───── DATA SHOWN

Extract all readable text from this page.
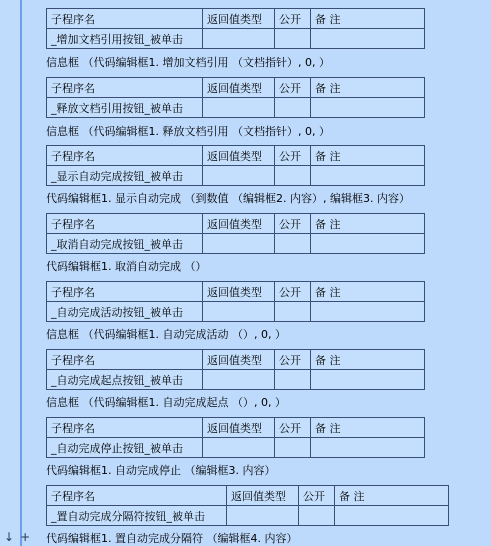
子程序名	返回值类型	公开	备 注
_增加文档引用按钮_被单击			
信息框 （代码编辑框1. 增加文档引用 （文档指针）, 0, ）
子程序名	返回值类型	公开	备 注
_释放文档引用按钮_被单击			
信息框 （代码编辑框1. 释放文档引用 （文档指针）, 0, ）
子程序名	返回值类型	公开	备 注
_显示自动完成按钮_被单击			
代码编辑框1. 显示自动完成 （到数值 （编辑框2. 内容）, 编辑框3. 内容）
子程序名	返回值类型	公开	备 注
_取消自动完成按钮_被单击			
代码编辑框1. 取消自动完成 （）
子程序名	返回值类型	公开	备 注
_自动完成活动按钮_被单击			
信息框 （代码编辑框1. 自动完成活动 （）, 0, ）
子程序名	返回值类型	公开	备 注
_自动完成起点按钮_被单击			
信息框 （代码编辑框1. 自动完成起点 （）, 0, ）
子程序名	返回值类型	公开	备 注
_自动完成停止按钮_被单击			
代码编辑框1. 自动完成停止 （编辑框3. 内容）
子程序名	返回值类型	公开	备 注
_置自动完成分隔符按钮_被单击			
代码编辑框1. 置自动完成分隔符 （编辑框4. 内容）
↓ +
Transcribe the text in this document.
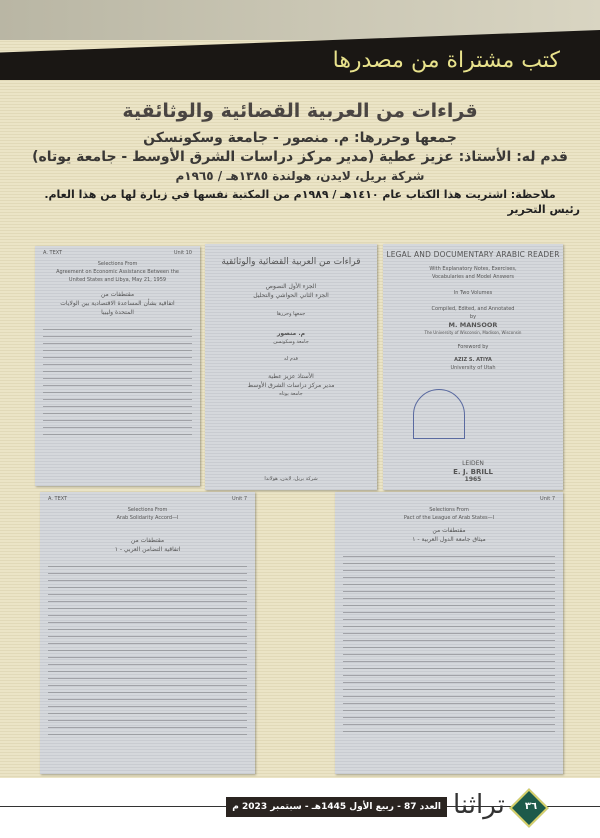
كتب مشتراة من مصدرها
قراءات من العربية القضائية والوثائقية
جمعها وحررها: م. منصور - جامعة وسكونسكن
قدم له: الأستاذ: عزيز عطية (مدير مركز دراسات الشرق الأوسط - جامعة يوتاه)
شركة بريل، لايدن، هولندة ١٣٨٥هـ / ١٩٦٥م
ملاحظة: اشتريت هذا الكتاب عام ١٤١٠هـ / ١٩٨٩م من المكتبة نفسها في زيارة لها من هذا العام.
رئيس التحرير
A. TEXT	Unit 10
Selections From
Agreement on Economic Assistance Between the United States and Libya, May 21, 1959
مقتطفات من
اتفاقية بشأن المساعدة الاقتصادية بين الولايات المتحدة وليبيا
قراءات من العربية القضائية والوثائقية
الجزء الأول النصوص
الجزء الثاني الحواشي والتحليل
جمعها وحررها
م. منصور
جامعة وسكونسن
قدم له
الأستاذ عزيز عطية
مدير مركز دراسات الشرق الأوسط
جامعة يوتاه
شركة بريل، لايدن، هولاندا
LEGAL AND DOCUMENTARY ARABIC READER
With Explanatory Notes, Exercises,
Vocabularies and Model Answers
In Two Volumes
Compiled, Edited, and Annotated
by
M. MANSOOR
The University of Wisconsin, Madison, Wisconsin
Foreword by
AZIZ S. ATIYA
University of Utah
LEIDEN
E. J. BRILL
1965
A. TEXT	Unit 7
Selections From
Arab Solidarity Accord—I
مقتطفات من
اتفاقية التضامن العربي - ١
Unit 7
Selections From
Pact of the League of Arab States—I
مقتطفات من
ميثاق جامعة الدول العربية - ١
العدد 87 - ربيع الأول 1445هـ - سبتمبر 2023 م تراثنا	٣٦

──────────

Reproduce the entries above without change, omitting all pictures.

Extract all readable text from this page.
子程序名	返回值类型	公开	备 注
_增加文档引用按钮_被单击			
信息框 （代码编辑框1. 增加文档引用 （文档指针）, 0, ）
子程序名	返回值类型	公开	备 注
_释放文档引用按钮_被单击			
信息框 （代码编辑框1. 释放文档引用 （文档指针）, 0, ）
子程序名	返回值类型	公开	备 注
_显示自动完成按钮_被单击			
代码编辑框1. 显示自动完成 （到数值 （编辑框2. 内容）, 编辑框3. 内容）
子程序名	返回值类型	公开	备 注
_取消自动完成按钮_被单击			
代码编辑框1. 取消自动完成 （）
子程序名	返回值类型	公开	备 注
_自动完成活动按钮_被单击			
信息框 （代码编辑框1. 自动完成活动 （）, 0, ）
子程序名	返回值类型	公开	备 注
_自动完成起点按钮_被单击			
信息框 （代码编辑框1. 自动完成起点 （）, 0, ）
子程序名	返回值类型	公开	备 注
_自动完成停止按钮_被单击			
代码编辑框1. 自动完成停止 （编辑框3. 内容）
子程序名	返回值类型	公开	备 注
_置自动完成分隔符按钮_被单击			
代码编辑框1. 置自动完成分隔符 （编辑框4. 内容）
↓ +
Transcribe the text in this document.
كتب مشتراة من مصدرها
قراءات من العربية القضائية والوثائقية
جمعها وحررها: م. منصور - جامعة وسكونسكن
قدم له: الأستاذ: عزيز عطية (مدير مركز دراسات الشرق الأوسط - جامعة يوتاه)
شركة بريل، لايدن، هولندة ١٣٨٥هـ / ١٩٦٥م
ملاحظة: اشتريت هذا الكتاب عام ١٤١٠هـ / ١٩٨٩م من المكتبة نفسها في زيارة لها من هذا العام.
رئيس التحرير
A. TEXT	Unit 10
Selections From
Agreement on Economic Assistance Between the United States and Libya, May 21, 1959
مقتطفات من
اتفاقية بشأن المساعدة الاقتصادية بين الولايات المتحدة وليبيا
قراءات من العربية القضائية والوثائقية
الجزء الأول النصوص
الجزء الثاني الحواشي والتحليل
جمعها وحررها
م. منصور
جامعة وسكونسن
قدم له
الأستاذ عزيز عطية
مدير مركز دراسات الشرق الأوسط
جامعة يوتاه
شركة بريل، لايدن، هولاندا
LEGAL AND DOCUMENTARY ARABIC READER
With Explanatory Notes, Exercises,
Vocabularies and Model Answers
In Two Volumes
Compiled, Edited, and Annotated
by
M. MANSOOR
The University of Wisconsin, Madison, Wisconsin
Foreword by
AZIZ S. ATIYA
University of Utah
LEIDEN
E. J. BRILL
1965
A. TEXT	Unit 7
Selections From
Arab Solidarity Accord—I
مقتطفات من
اتفاقية التضامن العربي - ١
Unit 7
Selections From
Pact of the League of Arab States—I
مقتطفات من
ميثاق جامعة الدول العربية - ١
العدد 87 - ربيع الأول 1445هـ - سبتمبر 2023 م تراثنا	٣٦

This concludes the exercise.